##### Excerpted data

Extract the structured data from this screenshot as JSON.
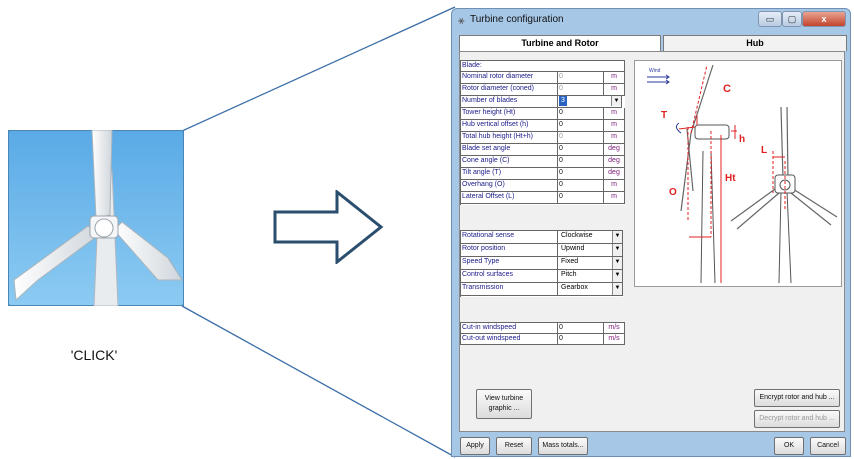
{
  "caption": "'CLICK'",
  "window": {
    "title": "Turbine configuration",
    "controls": {
      "minimize": "▭",
      "maximize": "▢",
      "close": "x"
    }
  },
  "tabs": [
    "Turbine and Rotor",
    "Hub"
  ],
  "blade_section": {
    "header": "Blade:",
    "rows": [
      {
        "label": "Nominal rotor diameter",
        "value": "0",
        "unit": "m",
        "dim": true
      },
      {
        "label": "Rotor diameter (coned)",
        "value": "0",
        "unit": "m",
        "dim": true
      },
      {
        "label": "Number of blades",
        "value": "3",
        "select": true
      },
      {
        "label": "Tower height (Ht)",
        "value": "0",
        "unit": "m"
      },
      {
        "label": "Hub vertical offset (h)",
        "value": "0",
        "unit": "m"
      },
      {
        "label": "Total hub height (Ht+h)",
        "value": "0",
        "unit": "m",
        "dim": true
      },
      {
        "label": "Blade set angle",
        "value": "0",
        "unit": "deg"
      },
      {
        "label": "Cone angle (C)",
        "value": "0",
        "unit": "deg"
      },
      {
        "label": "Tilt angle (T)",
        "value": "0",
        "unit": "deg"
      },
      {
        "label": "Overhang (O)",
        "value": "0",
        "unit": "m"
      },
      {
        "label": "Lateral Offset (L)",
        "value": "0",
        "unit": "m"
      }
    ]
  },
  "settings": [
    {
      "label": "Rotational sense",
      "value": "Clockwise"
    },
    {
      "label": "Rotor position",
      "value": "Upwind"
    },
    {
      "label": "Speed Type",
      "value": "Fixed"
    },
    {
      "label": "Control surfaces",
      "value": "Pitch"
    },
    {
      "label": "Transmission",
      "value": "Gearbox"
    }
  ],
  "windspeeds": [
    {
      "label": "Cut-in windspeed",
      "value": "0",
      "unit": "m/s"
    },
    {
      "label": "Cut-out windspeed",
      "value": "0",
      "unit": "m/s"
    }
  ],
  "diagram_labels": {
    "wind": "Wind",
    "C": "C",
    "T": "T",
    "h": "h",
    "L": "L",
    "O": "O",
    "Ht": "Ht"
  },
  "buttons": {
    "view_graphic": "View turbine graphic ...",
    "encrypt": "Encrypt rotor and hub ...",
    "decrypt": "Decrypt rotor and hub ...",
    "apply": "Apply",
    "reset": "Reset",
    "mass_totals": "Mass totals...",
    "ok": "OK",
    "cancel": "Cancel"
  },
  "colors": {
    "accent_red": "#e02020",
    "window_frame": "#a7c7e7",
    "icon_sky": "#6fb6ea",
    "selection": "#2b63c2"
  }
}
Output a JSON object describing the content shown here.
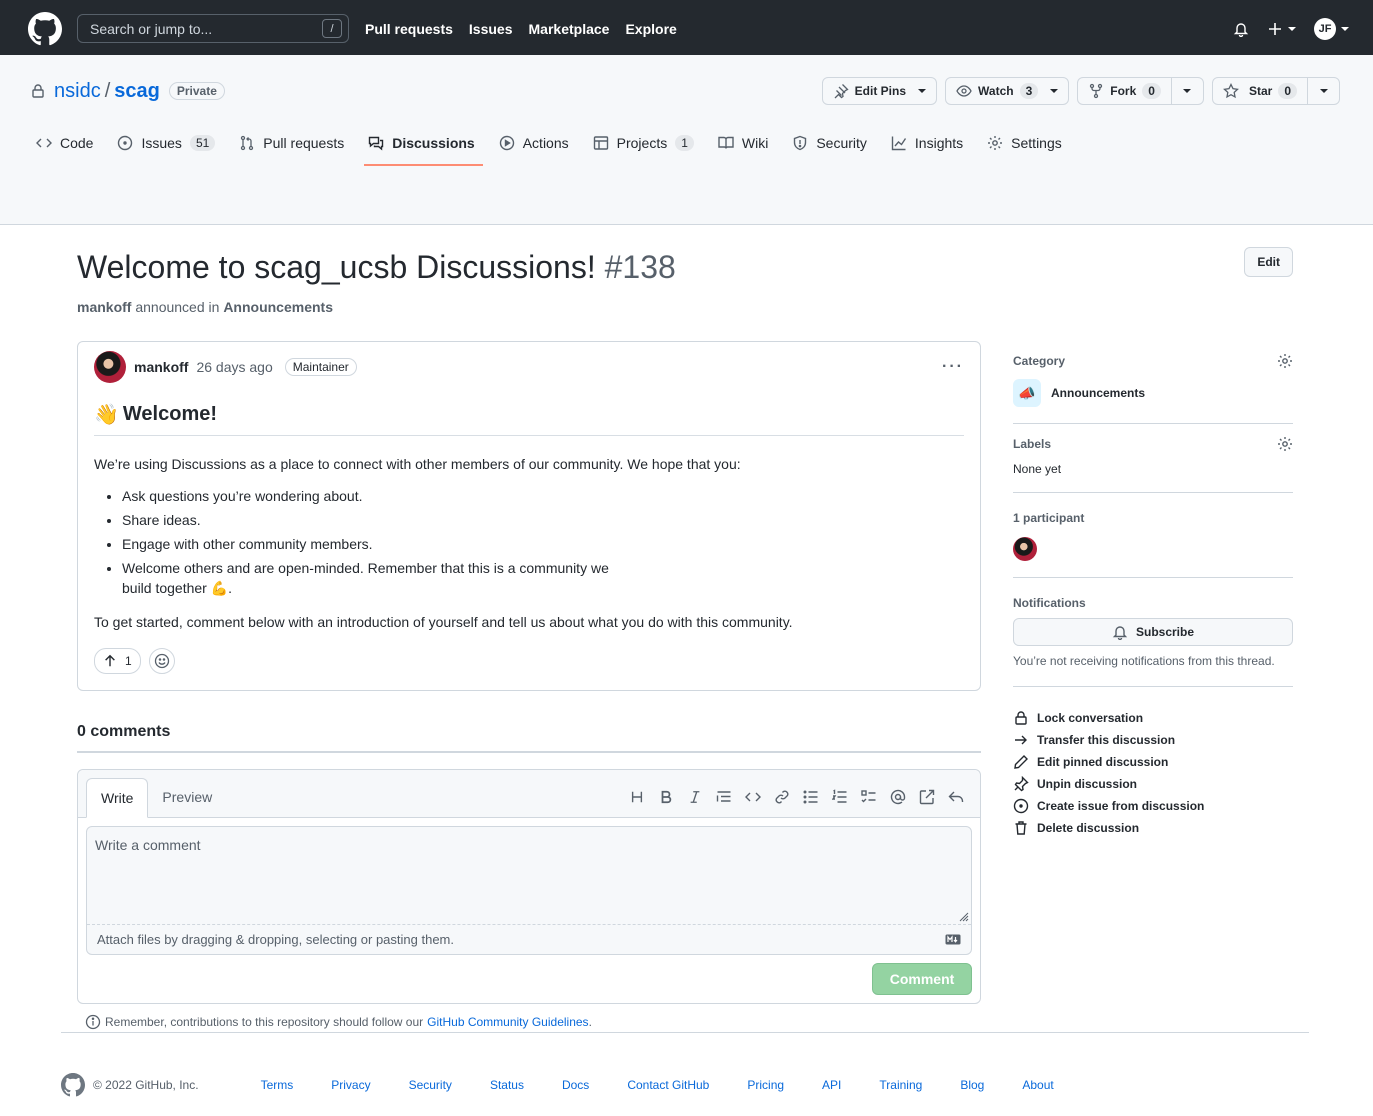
{
  "header": {
    "search_placeholder": "Search or jump to...",
    "search_shortcut": "/",
    "nav": [
      "Pull requests",
      "Issues",
      "Marketplace",
      "Explore"
    ],
    "avatar_initials": "JF"
  },
  "repo": {
    "owner": "nsidc",
    "separator": "/",
    "name": "scag",
    "visibility": "Private",
    "edit_pins": "Edit Pins",
    "watch": "Watch",
    "watch_count": "3",
    "fork": "Fork",
    "fork_count": "0",
    "star": "Star",
    "star_count": "0"
  },
  "tabs": {
    "code": "Code",
    "issues": "Issues",
    "issues_count": "51",
    "pulls": "Pull requests",
    "discussions": "Discussions",
    "actions": "Actions",
    "projects": "Projects",
    "projects_count": "1",
    "wiki": "Wiki",
    "security": "Security",
    "insights": "Insights",
    "settings": "Settings"
  },
  "discussion": {
    "title": "Welcome to scag_ucsb Discussions!",
    "number": "#138",
    "edit": "Edit",
    "author": "mankoff",
    "announced_in": "announced in",
    "category_link": "Announcements",
    "time": "26 days ago",
    "role": "Maintainer",
    "heading_emoji": "👋",
    "heading": "Welcome!",
    "intro": "We’re using Discussions as a place to connect with other members of our community. We hope that you:",
    "bullets": [
      "Ask questions you’re wondering about.",
      "Share ideas.",
      "Engage with other community members.",
      "Welcome others and are open-minded. Remember that this is a community we build together 💪."
    ],
    "bullet4_a": "Welcome others and are open-minded. Remember that this is a community we",
    "bullet4_b": "build together ",
    "bullet4_emoji": "💪",
    "bullet4_end": ".",
    "outro": "To get started, comment below with an introduction of yourself and tell us about what you do with this community.",
    "upvotes": "1"
  },
  "comments": {
    "heading": "0 comments",
    "tab_write": "Write",
    "tab_preview": "Preview",
    "placeholder": "Write a comment",
    "attach": "Attach files by dragging & dropping, selecting or pasting them.",
    "submit": "Comment",
    "guidelines_prefix": "Remember, contributions to this repository should follow our",
    "guidelines_link": "GitHub Community Guidelines",
    "guidelines_suffix": "."
  },
  "sidebar": {
    "category_label": "Category",
    "category_emoji": "📣",
    "category_name": "Announcements",
    "labels_label": "Labels",
    "labels_value": "None yet",
    "participants_label": "1 participant",
    "notifications_label": "Notifications",
    "subscribe": "Subscribe",
    "notif_note": "You’re not receiving notifications from this thread.",
    "actions": [
      "Lock conversation",
      "Transfer this discussion",
      "Edit pinned discussion",
      "Unpin discussion",
      "Create issue from discussion",
      "Delete discussion"
    ]
  },
  "footer": {
    "copyright": "© 2022 GitHub, Inc.",
    "links": [
      "Terms",
      "Privacy",
      "Security",
      "Status",
      "Docs",
      "Contact GitHub",
      "Pricing",
      "API",
      "Training",
      "Blog",
      "About"
    ]
  },
  "colors": {
    "header_bg": "#24292f",
    "link": "#0969da",
    "selected_tab_underline": "#fd8c73",
    "comment_button": "#94d3a2"
  }
}
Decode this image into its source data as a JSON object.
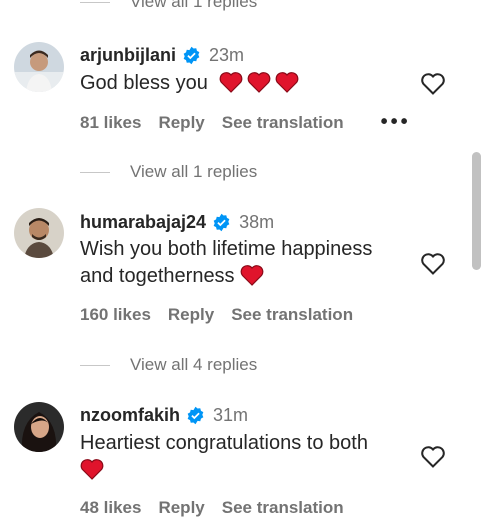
{
  "comments": [
    {
      "username": "arjunbijlani",
      "time": "23m",
      "text": "God bless you",
      "hearts": 3,
      "likes": "81 likes",
      "reply": "Reply",
      "translate": "See translation",
      "more": "•••",
      "view_replies": "View all 1 replies"
    },
    {
      "username": "humarabajaj24",
      "time": "38m",
      "text_line1": "Wish you both lifetime happiness",
      "text_line2": "and togetherness",
      "hearts": 1,
      "likes": "160 likes",
      "reply": "Reply",
      "translate": "See translation",
      "view_replies": "View all 4 replies"
    },
    {
      "username": "nzoomfakih",
      "time": "31m",
      "text": "Heartiest congratulations to both",
      "hearts": 1,
      "likes": "48 likes",
      "reply": "Reply",
      "translate": "See translation"
    }
  ],
  "top_view_replies": "View all 1 replies",
  "colors": {
    "verified": "#0095f6",
    "heart_emoji": "#e0142c",
    "secondary_text": "#737373"
  },
  "icons": [
    "verified-badge-icon",
    "heart-outline-icon",
    "red-heart-emoji"
  ]
}
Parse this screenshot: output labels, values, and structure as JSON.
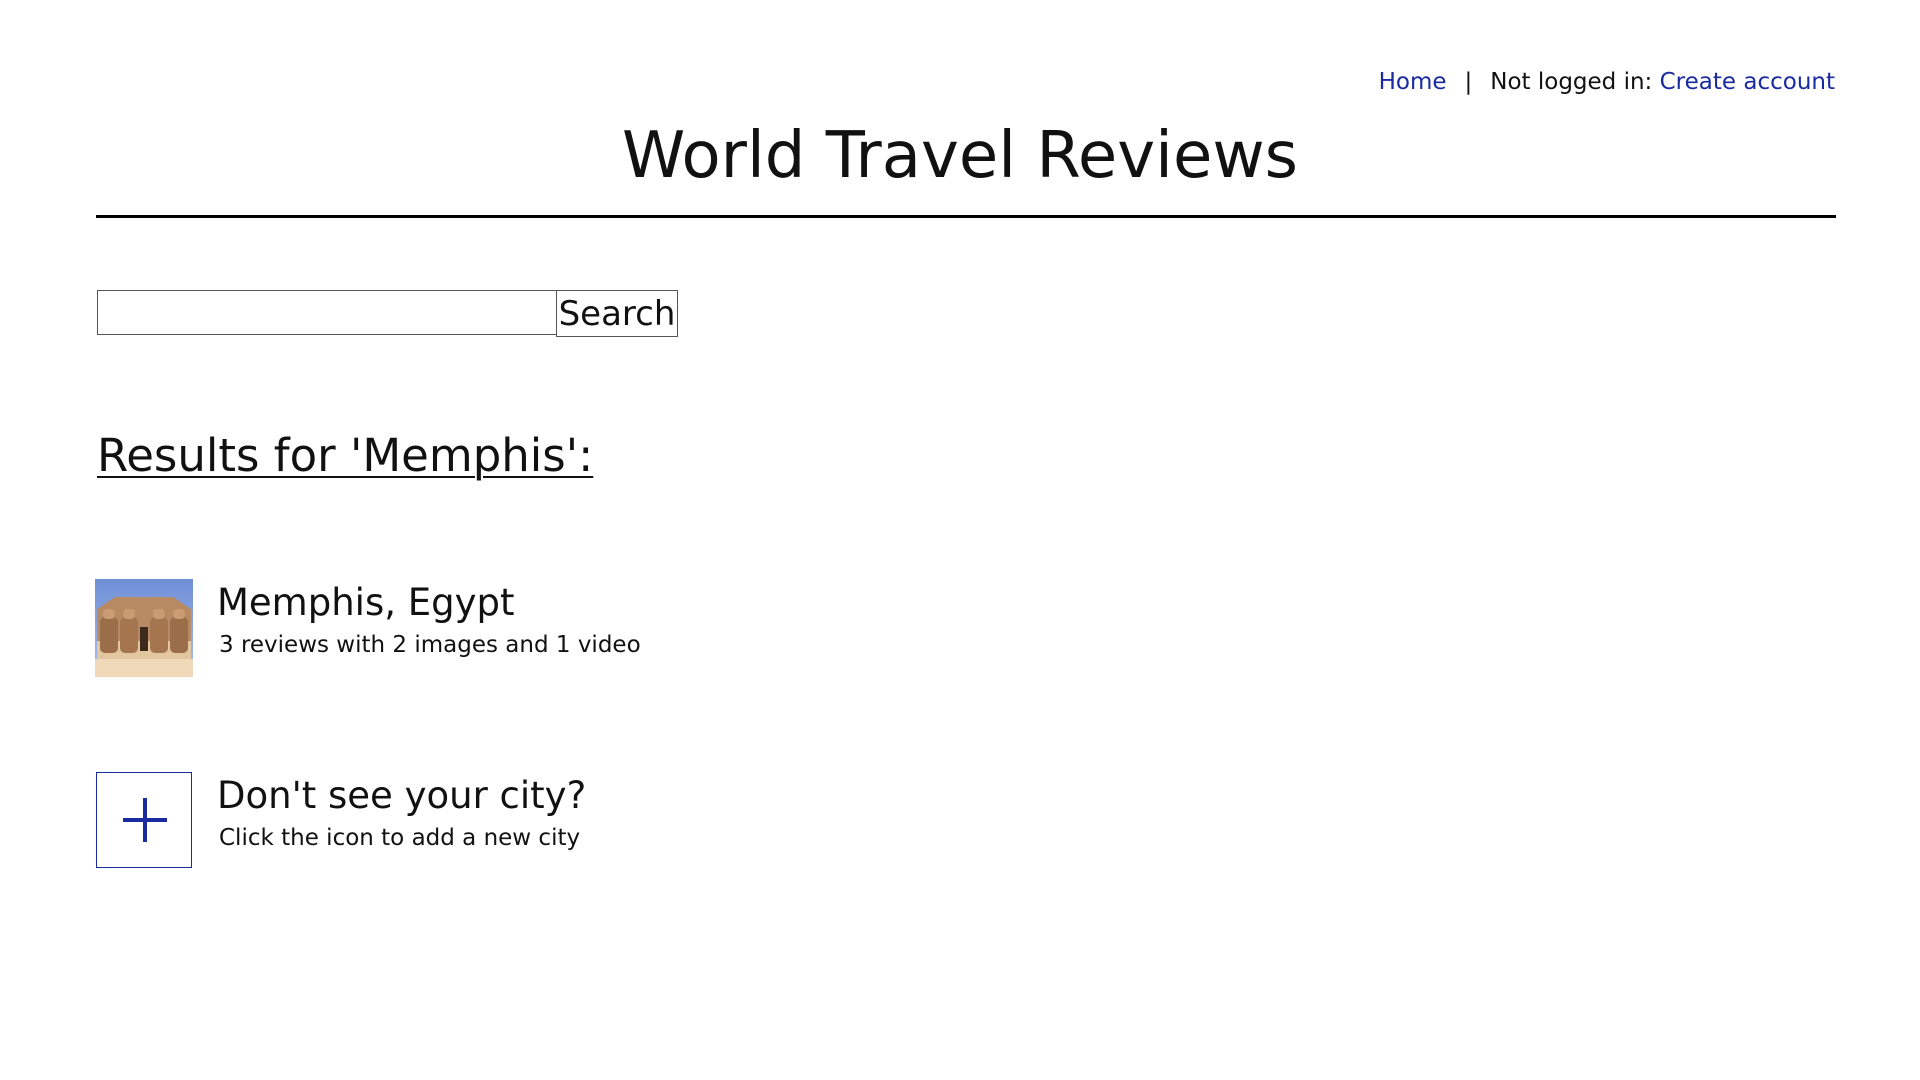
{
  "nav": {
    "home_label": "Home",
    "separator": "|",
    "status_text": "Not logged in:",
    "create_account_label": "Create account",
    "link_color": "#1a2aa0"
  },
  "site": {
    "title": "World Travel Reviews"
  },
  "search": {
    "input_value": "",
    "button_label": "Search"
  },
  "results": {
    "heading": "Results for 'Memphis':",
    "items": [
      {
        "title": "Memphis, Egypt",
        "subtitle": "3 reviews with 2 images and 1 video",
        "thumbnail_icon": "egyptian-temple-photo"
      }
    ]
  },
  "add_city": {
    "title": "Don't see your city?",
    "subtitle": "Click the icon to add a new city",
    "icon": "plus-icon"
  }
}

##########

__Your objective__. Your task is to set down exactly the lines that run from the line holding "Parse this screenshot: output" through the close of the entries, including both ends. Pictures stay out.

__Reply__.
Parse this screenshot: output labels, values, and structure as JSON.
{
  "nav": {
    "home_label": "Home",
    "separator": "|",
    "status_text": "Not logged in:",
    "create_account_label": "Create account",
    "link_color": "#1a2aa0"
  },
  "site": {
    "title": "World Travel Reviews"
  },
  "search": {
    "input_value": "",
    "button_label": "Search"
  },
  "results": {
    "heading": "Results for 'Memphis':",
    "items": [
      {
        "title": "Memphis, Egypt",
        "subtitle": "3 reviews with 2 images and 1 video",
        "thumbnail_icon": "egyptian-temple-photo"
      }
    ]
  },
  "add_city": {
    "title": "Don't see your city?",
    "subtitle": "Click the icon to add a new city",
    "icon": "plus-icon"
  }
}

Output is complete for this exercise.